Set problem: Gather all lines in the entries that include the word "JSON".

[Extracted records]

•••

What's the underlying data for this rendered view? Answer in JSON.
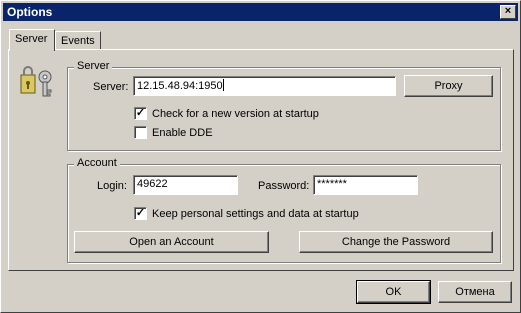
{
  "window": {
    "title": "Options",
    "close_glyph": "×"
  },
  "tabs": [
    {
      "label": "Server",
      "active": true
    },
    {
      "label": "Events",
      "active": false
    }
  ],
  "server_group": {
    "label": "Server",
    "server_label": "Server:",
    "server_value": "12.15.48.94:1950",
    "proxy_button": "Proxy",
    "check_version": {
      "label": "Check for a new version at startup",
      "checked": true
    },
    "enable_dde": {
      "label": "Enable DDE",
      "checked": false
    }
  },
  "account_group": {
    "label": "Account",
    "login_label": "Login:",
    "login_value": "49622",
    "password_label": "Password:",
    "password_value": "*******",
    "keep_settings": {
      "label": "Keep personal settings and data at startup",
      "checked": true
    },
    "open_account_button": "Open an Account",
    "change_password_button": "Change the Password"
  },
  "footer": {
    "ok_button": "OK",
    "cancel_button": "Отмена"
  },
  "icons": {
    "lock": "lock-key-icon"
  }
}
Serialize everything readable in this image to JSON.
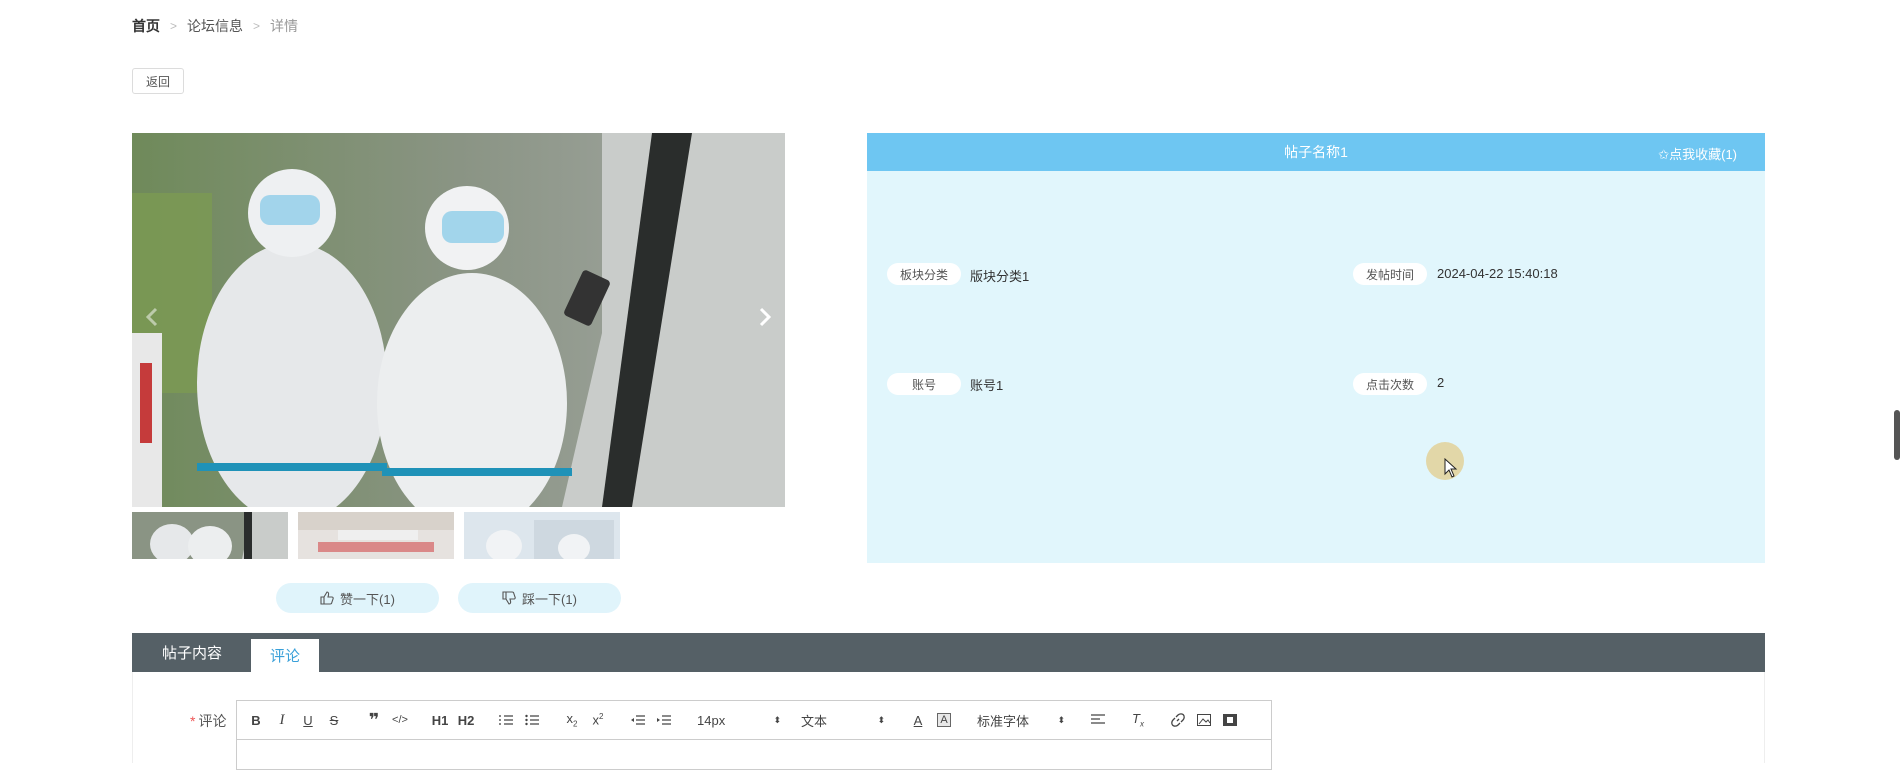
{
  "breadcrumb": {
    "home": "首页",
    "forum": "论坛信息",
    "current": "详情",
    "separator": ">"
  },
  "back_button": "返回",
  "post": {
    "title": "帖子名称1",
    "collect": "✩点我收藏(1)",
    "fields": [
      {
        "label": "板块分类",
        "value": "版块分类1"
      },
      {
        "label": "发帖时间",
        "value": "2024-04-22 15:40:18"
      },
      {
        "label": "账号",
        "value": "账号1"
      },
      {
        "label": "点击次数",
        "value": "2"
      }
    ]
  },
  "votes": {
    "like": "赞一下(1)",
    "dislike": "踩一下(1)"
  },
  "tabs": [
    {
      "label": "帖子内容"
    },
    {
      "label": "评论",
      "active": true
    }
  ],
  "comment": {
    "required_mark": "*",
    "label": "评论",
    "toolbar": {
      "font_size": "14px",
      "text_type": "文本",
      "font_family": "标准字体",
      "h1": "H1",
      "h2": "H2"
    }
  },
  "colors": {
    "panel_header": "#6ec6f2",
    "panel_bg": "#e1f6fc",
    "tabbar": "#556066",
    "active_tab_text": "#39a0d9",
    "vote_bg": "#e0f4fb"
  }
}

•••

Correct answer:
What's the underlying data for this rendered view? Answer in JSON.
Serialize everything readable in this image to JSON.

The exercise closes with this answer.